= TASK BRIEF =
Scan the data. Collect each line that contains the word "Property".

= MATERIAL FOR THIS TASK =

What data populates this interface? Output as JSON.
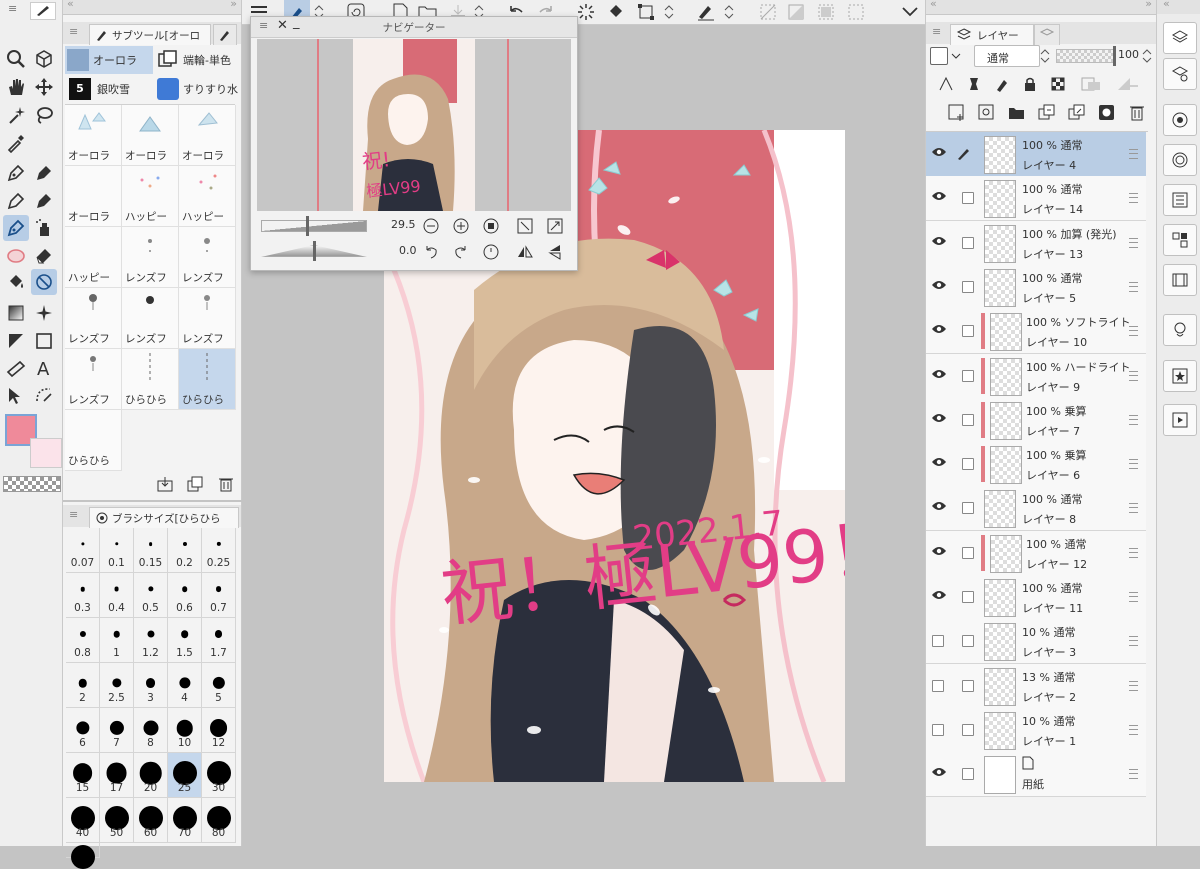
{
  "subtool": {
    "tab_title": "サブツール[オーロ",
    "groups": [
      "オーロラ",
      "端輪-単色",
      "銀吹雪",
      "すりすり水"
    ],
    "brushes": [
      "オーロラ",
      "オーロラ",
      "オーロラ",
      "オーロラ",
      "ハッピー",
      "ハッピー",
      "ハッピー",
      "レンズフ",
      "レンズフ",
      "レンズフ",
      "レンズフ",
      "レンズフ",
      "レンズフ",
      "ひらひら",
      "ひらひら",
      "ひらひら"
    ]
  },
  "brushsize": {
    "tab_title": "ブラシサイズ[ひらひら",
    "sizes": [
      "0.07",
      "0.1",
      "0.15",
      "0.2",
      "0.25",
      "0.3",
      "0.4",
      "0.5",
      "0.6",
      "0.7",
      "0.8",
      "1",
      "1.2",
      "1.5",
      "1.7",
      "2",
      "2.5",
      "3",
      "4",
      "5",
      "6",
      "7",
      "8",
      "10",
      "12",
      "15",
      "17",
      "20",
      "25",
      "30",
      "40",
      "50",
      "60",
      "70",
      "80"
    ],
    "selected": "25"
  },
  "navigator": {
    "title": "ナビゲーター",
    "zoom": "29.5",
    "rotation": "0.0"
  },
  "canvas": {
    "text_main": "祝！極LV99！",
    "text_date": "2022.1.7"
  },
  "colors": {
    "main": "#ef8a9a",
    "sub": "#fbe3ea",
    "accent": "#d9627b",
    "pinkbg": "#d86b76",
    "selection": "#b9cde4"
  },
  "layers_panel": {
    "tab_title": "レイヤー",
    "blend_mode": "通常",
    "opacity": "100",
    "layers": [
      {
        "line1": "100 % 通常",
        "name": "レイヤー 4",
        "visible": true,
        "selected": true,
        "redbar": false
      },
      {
        "line1": "100 % 通常",
        "name": "レイヤー 14",
        "visible": true,
        "selected": false,
        "redbar": false
      },
      {
        "line1": "100 % 加算 (発光)",
        "name": "レイヤー 13",
        "visible": true,
        "selected": false,
        "redbar": false
      },
      {
        "line1": "100 % 通常",
        "name": "レイヤー 5",
        "visible": true,
        "selected": false,
        "redbar": false
      },
      {
        "line1": "100 % ソフトライト",
        "name": "レイヤー 10",
        "visible": true,
        "selected": false,
        "redbar": true
      },
      {
        "line1": "100 % ハードライト",
        "name": "レイヤー 9",
        "visible": true,
        "selected": false,
        "redbar": true
      },
      {
        "line1": "100 % 乗算",
        "name": "レイヤー 7",
        "visible": true,
        "selected": false,
        "redbar": true
      },
      {
        "line1": "100 % 乗算",
        "name": "レイヤー 6",
        "visible": true,
        "selected": false,
        "redbar": true
      },
      {
        "line1": "100 % 通常",
        "name": "レイヤー 8",
        "visible": true,
        "selected": false,
        "redbar": false
      },
      {
        "line1": "100 % 通常",
        "name": "レイヤー 12",
        "visible": true,
        "selected": false,
        "redbar": true
      },
      {
        "line1": "100 % 通常",
        "name": "レイヤー 11",
        "visible": true,
        "selected": false,
        "redbar": false
      },
      {
        "line1": "10 % 通常",
        "name": "レイヤー 3",
        "visible": false,
        "selected": false,
        "redbar": false
      },
      {
        "line1": "13 % 通常",
        "name": "レイヤー 2",
        "visible": false,
        "selected": false,
        "redbar": false
      },
      {
        "line1": "10 % 通常",
        "name": "レイヤー 1",
        "visible": false,
        "selected": false,
        "redbar": false
      },
      {
        "line1": "",
        "name": "用紙",
        "visible": true,
        "selected": false,
        "redbar": false
      }
    ]
  }
}
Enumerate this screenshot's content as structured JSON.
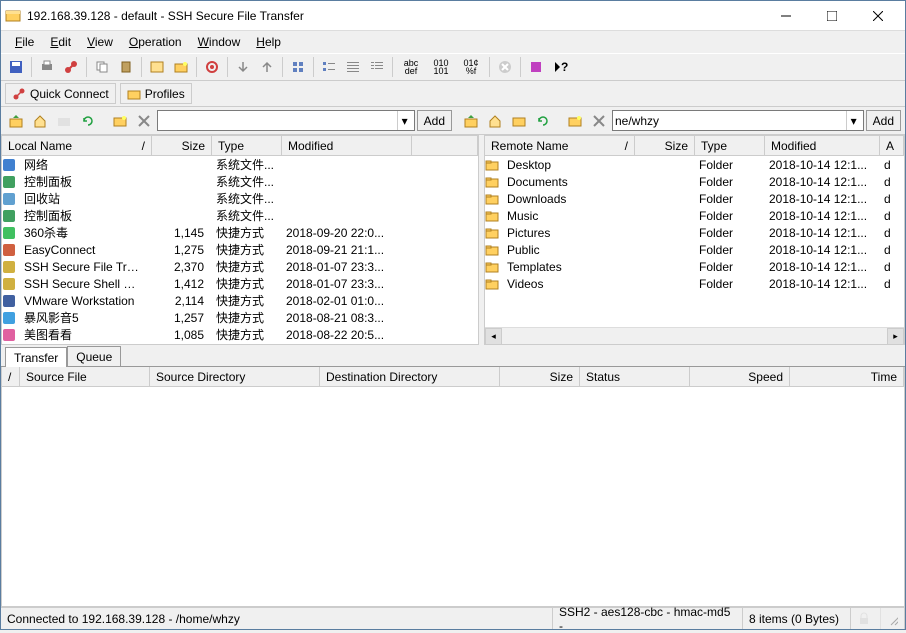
{
  "window": {
    "title": "192.168.39.128 - default - SSH Secure File Transfer"
  },
  "menu": {
    "file": "File",
    "edit": "Edit",
    "view": "View",
    "operation": "Operation",
    "window": "Window",
    "help": "Help"
  },
  "quickbar": {
    "quick_connect": "Quick Connect",
    "profiles": "Profiles"
  },
  "nav": {
    "add": "Add",
    "remote_path": "ne/whzy",
    "local_path": ""
  },
  "local": {
    "headers": {
      "name": "Local Name",
      "size": "Size",
      "type": "Type",
      "modified": "Modified"
    },
    "rows": [
      {
        "icon": "network-icon",
        "name": "网络",
        "size": "",
        "type": "系统文件...",
        "modified": ""
      },
      {
        "icon": "panel-icon",
        "name": "控制面板",
        "size": "",
        "type": "系统文件...",
        "modified": ""
      },
      {
        "icon": "recycle-icon",
        "name": "回收站",
        "size": "",
        "type": "系统文件...",
        "modified": ""
      },
      {
        "icon": "panel-icon",
        "name": "控制面板",
        "size": "",
        "type": "系统文件...",
        "modified": ""
      },
      {
        "icon": "shield-icon",
        "name": "360杀毒",
        "size": "1,145",
        "type": "快捷方式",
        "modified": "2018-09-20 22:0..."
      },
      {
        "icon": "easy-icon",
        "name": "EasyConnect",
        "size": "1,275",
        "type": "快捷方式",
        "modified": "2018-09-21 21:1..."
      },
      {
        "icon": "ssh-icon",
        "name": "SSH Secure File Transfe...",
        "size": "2,370",
        "type": "快捷方式",
        "modified": "2018-01-07 23:3..."
      },
      {
        "icon": "ssh-icon",
        "name": "SSH Secure Shell Client",
        "size": "1,412",
        "type": "快捷方式",
        "modified": "2018-01-07 23:3..."
      },
      {
        "icon": "vmware-icon",
        "name": "VMware Workstation",
        "size": "2,114",
        "type": "快捷方式",
        "modified": "2018-02-01 01:0..."
      },
      {
        "icon": "baofeng-icon",
        "name": "暴风影音5",
        "size": "1,257",
        "type": "快捷方式",
        "modified": "2018-08-21 08:3..."
      },
      {
        "icon": "meitu-icon",
        "name": "美图看看",
        "size": "1,085",
        "type": "快捷方式",
        "modified": "2018-08-22 20:5..."
      }
    ]
  },
  "remote": {
    "headers": {
      "name": "Remote Name",
      "size": "Size",
      "type": "Type",
      "modified": "Modified",
      "attr": "A"
    },
    "rows": [
      {
        "name": "Desktop",
        "size": "",
        "type": "Folder",
        "modified": "2018-10-14 12:1...",
        "attr": "d"
      },
      {
        "name": "Documents",
        "size": "",
        "type": "Folder",
        "modified": "2018-10-14 12:1...",
        "attr": "d"
      },
      {
        "name": "Downloads",
        "size": "",
        "type": "Folder",
        "modified": "2018-10-14 12:1...",
        "attr": "d"
      },
      {
        "name": "Music",
        "size": "",
        "type": "Folder",
        "modified": "2018-10-14 12:1...",
        "attr": "d"
      },
      {
        "name": "Pictures",
        "size": "",
        "type": "Folder",
        "modified": "2018-10-14 12:1...",
        "attr": "d"
      },
      {
        "name": "Public",
        "size": "",
        "type": "Folder",
        "modified": "2018-10-14 12:1...",
        "attr": "d"
      },
      {
        "name": "Templates",
        "size": "",
        "type": "Folder",
        "modified": "2018-10-14 12:1...",
        "attr": "d"
      },
      {
        "name": "Videos",
        "size": "",
        "type": "Folder",
        "modified": "2018-10-14 12:1...",
        "attr": "d"
      }
    ]
  },
  "tabs": {
    "transfer": "Transfer",
    "queue": "Queue"
  },
  "transfer_headers": {
    "slash": "/",
    "source_file": "Source File",
    "source_dir": "Source Directory",
    "dest_dir": "Destination Directory",
    "size": "Size",
    "status": "Status",
    "speed": "Speed",
    "time": "Time"
  },
  "status": {
    "connected": "Connected to 192.168.39.128 - /home/whzy",
    "cipher": "SSH2 - aes128-cbc - hmac-md5 - ",
    "items": "8 items (0 Bytes)"
  }
}
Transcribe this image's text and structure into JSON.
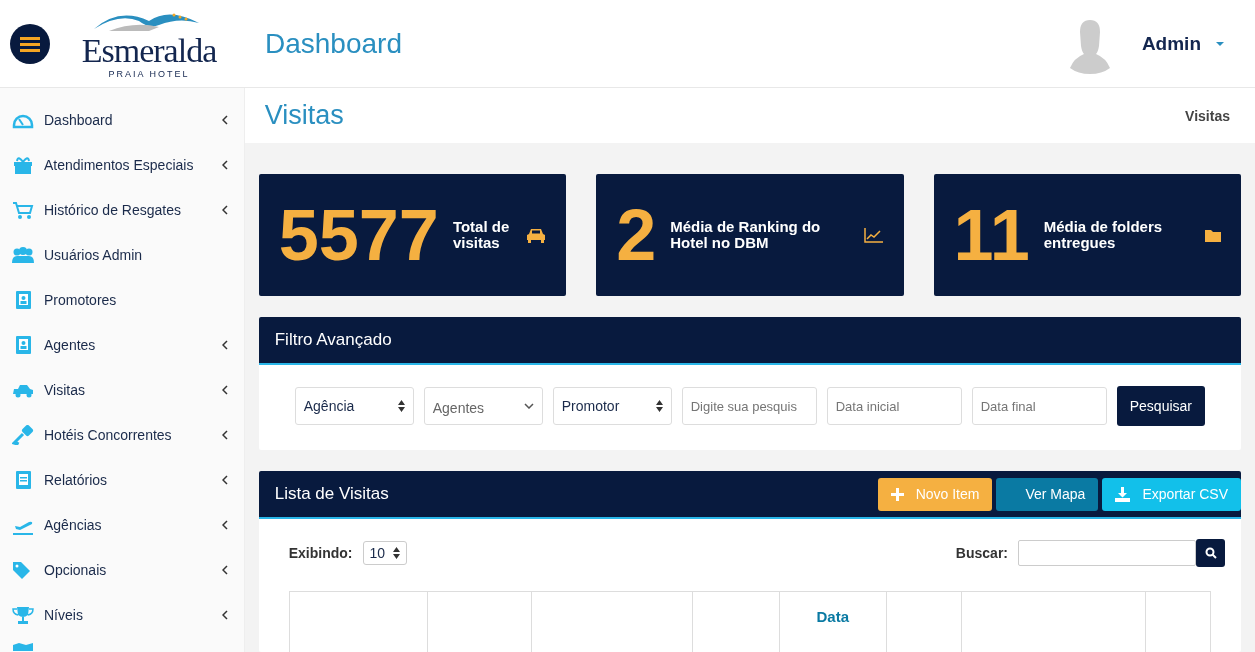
{
  "header": {
    "logo_name": "Esmeralda",
    "logo_sub": "PRAIA HOTEL",
    "page_title": "Dashboard",
    "user": "Admin"
  },
  "sidebar": {
    "items": [
      {
        "label": "Dashboard",
        "has_submenu": true
      },
      {
        "label": "Atendimentos Especiais",
        "has_submenu": true
      },
      {
        "label": "Histórico de Resgates",
        "has_submenu": true
      },
      {
        "label": "Usuários Admin",
        "has_submenu": false
      },
      {
        "label": "Promotores",
        "has_submenu": false
      },
      {
        "label": "Agentes",
        "has_submenu": true
      },
      {
        "label": "Visitas",
        "has_submenu": true
      },
      {
        "label": "Hotéis Concorrentes",
        "has_submenu": true
      },
      {
        "label": "Relatórios",
        "has_submenu": true
      },
      {
        "label": "Agências",
        "has_submenu": true
      },
      {
        "label": "Opcionais",
        "has_submenu": true
      },
      {
        "label": "Níveis",
        "has_submenu": true
      }
    ]
  },
  "page": {
    "title": "Visitas",
    "breadcrumb": "Visitas"
  },
  "stats": [
    {
      "value": "5577",
      "label": "Total de visitas"
    },
    {
      "value": "2",
      "label": "Média de Ranking do Hotel no DBM"
    },
    {
      "value": "11",
      "label": "Média de folders entregues"
    }
  ],
  "filter": {
    "title": "Filtro Avançado",
    "fields": [
      {
        "kind": "select",
        "value": "Agência"
      },
      {
        "kind": "dropdown",
        "value": "Agentes"
      },
      {
        "kind": "select",
        "value": "Promotor"
      },
      {
        "kind": "input",
        "placeholder": "Digite sua pesquis"
      },
      {
        "kind": "input",
        "placeholder": "Data inicial"
      },
      {
        "kind": "input",
        "placeholder": "Data final"
      }
    ],
    "button": "Pesquisar"
  },
  "list": {
    "title": "Lista de Visitas",
    "buttons": [
      {
        "kind": "add",
        "label": "Novo Item"
      },
      {
        "kind": "map",
        "label": "Ver Mapa"
      },
      {
        "kind": "export",
        "label": "Exportar CSV"
      }
    ],
    "show_label": "Exibindo:",
    "page_size": "10",
    "search_label": "Buscar:",
    "columns": [
      "",
      "",
      "",
      "",
      "Data",
      "",
      "",
      ""
    ]
  }
}
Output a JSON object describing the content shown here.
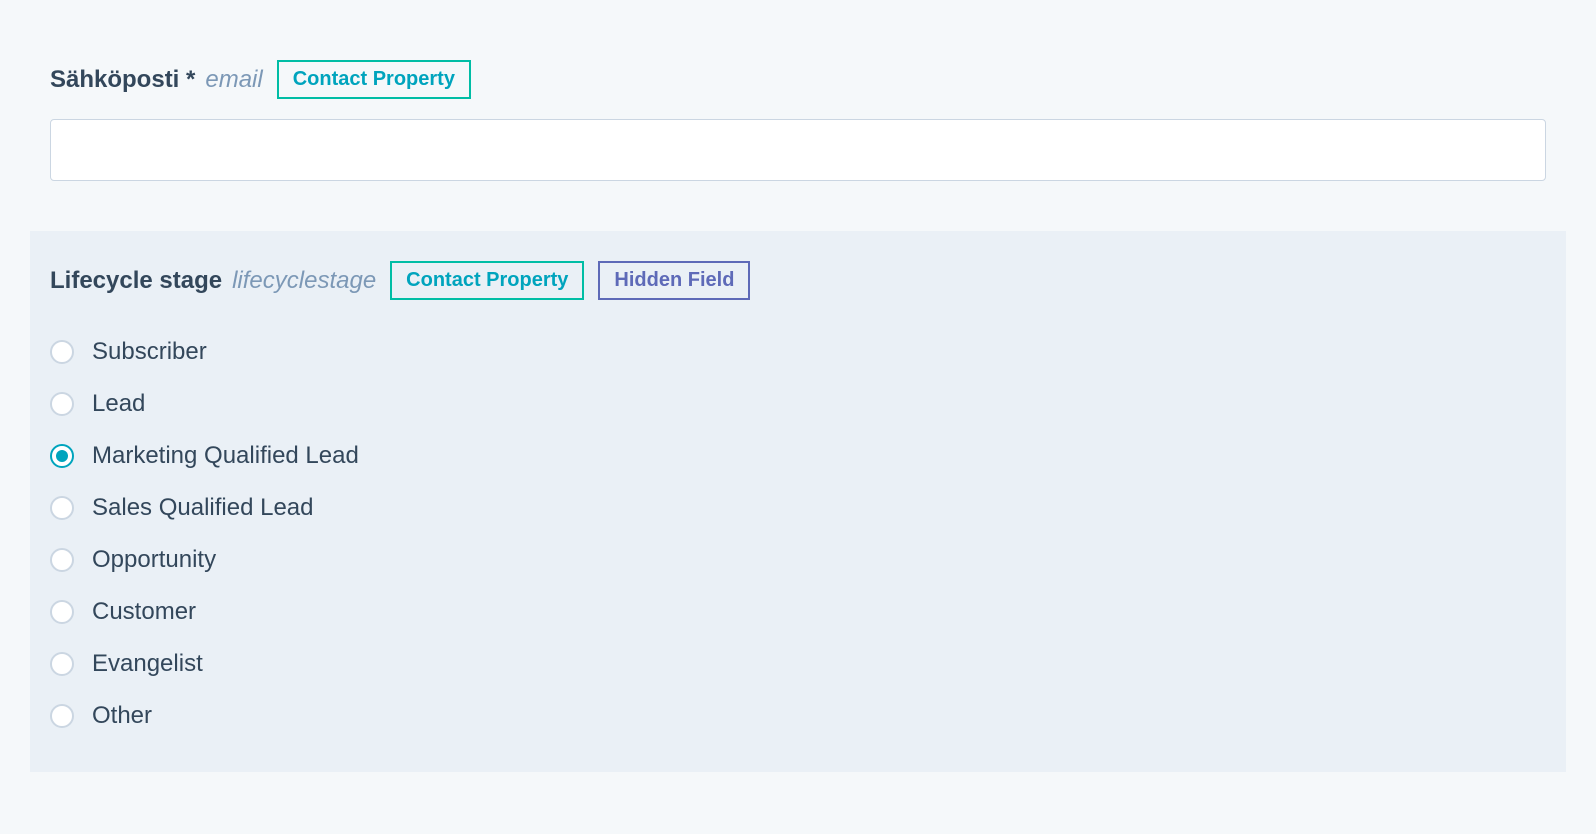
{
  "fields": {
    "email": {
      "label": "Sähköposti *",
      "internal_name": "email",
      "badges": [
        "Contact Property"
      ],
      "value": ""
    },
    "lifecycle": {
      "label": "Lifecycle stage",
      "internal_name": "lifecyclestage",
      "badges": [
        "Contact Property",
        "Hidden Field"
      ],
      "selected_index": 2,
      "options": [
        "Subscriber",
        "Lead",
        "Marketing Qualified Lead",
        "Sales Qualified Lead",
        "Opportunity",
        "Customer",
        "Evangelist",
        "Other"
      ]
    }
  }
}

= RESULT OF THIS TASK =
        "Contact Property"
        "Contact Property",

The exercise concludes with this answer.